start Data to process
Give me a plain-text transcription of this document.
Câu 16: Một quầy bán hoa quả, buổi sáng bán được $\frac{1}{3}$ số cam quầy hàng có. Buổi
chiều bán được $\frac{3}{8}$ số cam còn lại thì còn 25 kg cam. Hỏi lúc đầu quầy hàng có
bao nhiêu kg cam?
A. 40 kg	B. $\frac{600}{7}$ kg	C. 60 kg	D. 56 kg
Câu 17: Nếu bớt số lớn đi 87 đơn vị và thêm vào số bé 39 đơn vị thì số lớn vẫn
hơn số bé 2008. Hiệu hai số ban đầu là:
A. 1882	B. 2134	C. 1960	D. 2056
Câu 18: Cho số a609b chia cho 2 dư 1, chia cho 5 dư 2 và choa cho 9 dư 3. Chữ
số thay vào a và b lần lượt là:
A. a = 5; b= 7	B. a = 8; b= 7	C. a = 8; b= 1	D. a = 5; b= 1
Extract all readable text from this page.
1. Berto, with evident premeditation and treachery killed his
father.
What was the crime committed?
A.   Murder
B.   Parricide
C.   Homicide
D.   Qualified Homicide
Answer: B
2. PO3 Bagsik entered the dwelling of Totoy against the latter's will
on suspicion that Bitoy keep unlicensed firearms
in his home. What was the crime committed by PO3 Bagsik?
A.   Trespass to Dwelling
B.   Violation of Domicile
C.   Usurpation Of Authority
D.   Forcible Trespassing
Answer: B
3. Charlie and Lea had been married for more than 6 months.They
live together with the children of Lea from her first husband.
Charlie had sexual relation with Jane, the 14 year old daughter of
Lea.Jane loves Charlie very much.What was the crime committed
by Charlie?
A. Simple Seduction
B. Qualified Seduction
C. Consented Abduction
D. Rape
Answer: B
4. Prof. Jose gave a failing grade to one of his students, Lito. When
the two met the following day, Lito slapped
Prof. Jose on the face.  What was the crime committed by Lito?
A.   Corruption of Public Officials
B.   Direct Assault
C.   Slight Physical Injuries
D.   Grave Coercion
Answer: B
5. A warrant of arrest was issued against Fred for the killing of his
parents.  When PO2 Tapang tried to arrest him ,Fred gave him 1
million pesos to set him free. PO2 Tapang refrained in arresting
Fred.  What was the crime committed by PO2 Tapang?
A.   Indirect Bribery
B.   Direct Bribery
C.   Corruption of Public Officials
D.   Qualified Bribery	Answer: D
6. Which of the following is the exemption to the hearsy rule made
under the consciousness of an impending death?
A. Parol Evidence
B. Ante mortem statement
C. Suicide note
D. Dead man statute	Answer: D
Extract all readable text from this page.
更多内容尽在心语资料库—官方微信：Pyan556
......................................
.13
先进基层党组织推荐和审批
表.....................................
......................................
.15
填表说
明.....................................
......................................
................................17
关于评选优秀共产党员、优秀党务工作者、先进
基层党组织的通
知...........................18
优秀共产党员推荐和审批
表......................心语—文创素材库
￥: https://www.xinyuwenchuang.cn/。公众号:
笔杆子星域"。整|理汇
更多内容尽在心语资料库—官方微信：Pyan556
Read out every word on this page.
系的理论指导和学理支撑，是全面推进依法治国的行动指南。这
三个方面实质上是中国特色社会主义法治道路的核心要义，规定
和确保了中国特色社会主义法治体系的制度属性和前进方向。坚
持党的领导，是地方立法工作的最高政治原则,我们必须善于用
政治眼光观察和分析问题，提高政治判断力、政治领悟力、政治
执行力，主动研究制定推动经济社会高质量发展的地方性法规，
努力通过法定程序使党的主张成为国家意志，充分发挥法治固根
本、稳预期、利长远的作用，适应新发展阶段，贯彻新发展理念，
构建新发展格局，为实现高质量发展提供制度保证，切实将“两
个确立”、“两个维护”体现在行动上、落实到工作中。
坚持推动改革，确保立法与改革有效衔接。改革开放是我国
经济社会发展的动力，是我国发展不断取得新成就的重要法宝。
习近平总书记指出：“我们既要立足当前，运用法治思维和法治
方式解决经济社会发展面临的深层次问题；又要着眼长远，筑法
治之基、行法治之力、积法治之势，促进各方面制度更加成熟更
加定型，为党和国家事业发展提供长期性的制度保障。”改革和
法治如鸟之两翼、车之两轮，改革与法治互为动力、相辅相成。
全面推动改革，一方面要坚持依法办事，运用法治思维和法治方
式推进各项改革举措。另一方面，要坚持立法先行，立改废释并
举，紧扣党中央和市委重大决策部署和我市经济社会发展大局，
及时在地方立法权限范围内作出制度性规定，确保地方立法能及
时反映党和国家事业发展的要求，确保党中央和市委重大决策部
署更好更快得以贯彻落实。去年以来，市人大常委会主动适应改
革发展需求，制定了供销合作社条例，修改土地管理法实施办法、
end Data to process
▶ Your goal
Reproduce only the lines running from the one that contains "Read out every word on this page." to the last line of the records.

▶ Task result
Read out every word on this page.
系的理论指导和学理支撑，是全面推进依法治国的行动指南。这
三个方面实质上是中国特色社会主义法治道路的核心要义，规定
和确保了中国特色社会主义法治体系的制度属性和前进方向。坚
持党的领导，是地方立法工作的最高政治原则,我们必须善于用
政治眼光观察和分析问题，提高政治判断力、政治领悟力、政治
执行力，主动研究制定推动经济社会高质量发展的地方性法规，
努力通过法定程序使党的主张成为国家意志，充分发挥法治固根
本、稳预期、利长远的作用，适应新发展阶段，贯彻新发展理念，
构建新发展格局，为实现高质量发展提供制度保证，切实将“两
个确立”、“两个维护”体现在行动上、落实到工作中。
坚持推动改革，确保立法与改革有效衔接。改革开放是我国
经济社会发展的动力，是我国发展不断取得新成就的重要法宝。
习近平总书记指出：“我们既要立足当前，运用法治思维和法治
方式解决经济社会发展面临的深层次问题；又要着眼长远，筑法
治之基、行法治之力、积法治之势，促进各方面制度更加成熟更
加定型，为党和国家事业发展提供长期性的制度保障。”改革和
法治如鸟之两翼、车之两轮，改革与法治互为动力、相辅相成。
全面推动改革，一方面要坚持依法办事，运用法治思维和法治方
式推进各项改革举措。另一方面，要坚持立法先行，立改废释并
举，紧扣党中央和市委重大决策部署和我市经济社会发展大局，
及时在地方立法权限范围内作出制度性规定，确保地方立法能及
时反映党和国家事业发展的要求，确保党中央和市委重大决策部
署更好更快得以贯彻落实。去年以来，市人大常委会主动适应改
革发展需求，制定了供销合作社条例，修改土地管理法实施办法、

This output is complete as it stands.